─── Text ───

Should You Live By Acquiescence
or By Agreement?

by ants

Living By Agreement

Dictionary definition of acquiesce: verb - to assent tacitly; submit or comply silently or without protest.

How often do we “acquiesce” to something in total silence without actually “agreeing” to partake in the particular task? And, how often are we aware of what we have just done?

We think that when we really mean “no” but we say “yes” or “okay” that we have not legitimately made a decision to do something and that we can back out at any point without any repercussions or consequences.

As far as I am concerned, everything in life is an agreement or everything we do is by agreement.

  • We agree to work for numeration.
  • We agree to enter into marriage or relationship by mutual consensus and on certain terms.
  • We agree to have difficult or pleasant conversations.
  • We agree to give of ourselves when required.
  • We agree to make ourselves available for appointments and engagements.
  • We agree to conduct ourselves in a certain manner in certain situations.
  • Etc…

We make these agreements with ourselves and with others.

I want to discuss this subtle, yet important distinction between these two ‘contracts’ of living by acquiescence or by agreement because choosing one can impact and determine an outcome as well as our attitude and commitment to a task, an event or a life-changing decision.

Imagine half-heartedly and silently acquiescing to something that you are doubtful of. To top it all, you have this uneasy feeling in your gut just as the rest of your entire being (body and mind) is screaming ‘NO’! Still, you proceed by nodding your head, saying yes or shaking on the deal without too much protest or noise.

Have you ever done so and if you have, what were the circumstances and consequences of your decision? I am sure you had every legal and legitimate reason/s or substantiation to justify your momentarily decision.

─── Information supplied ───

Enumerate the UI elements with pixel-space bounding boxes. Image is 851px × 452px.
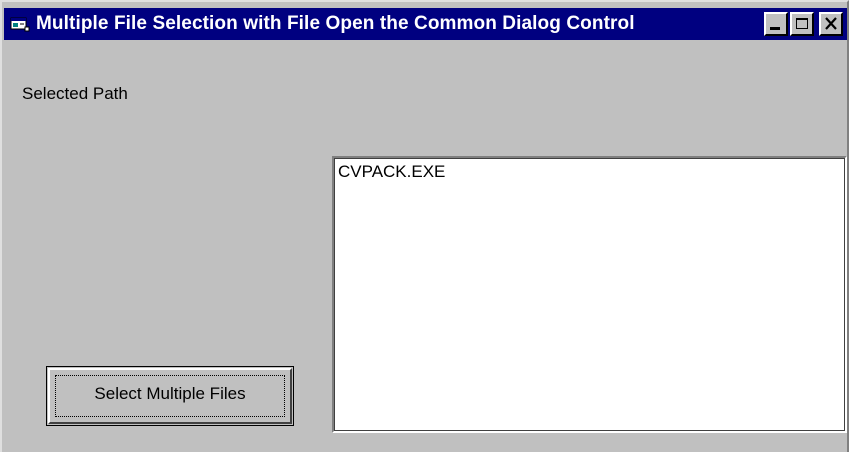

───

What the exercise asks
Answer these questions from the text on acquiescence and agreement:
1. What part of speech does the dictionary definition give for "acquiesce"?
2. According to the list of agreements, how do we enter into marriage or relationship?
3. When you silently acquiesce to something you doubt, what is your body and mind screaming?
The listing has nothing to do with the text.

Task solution
1. A verb.
2. By mutual consensus and on certain terms.
3. "NO."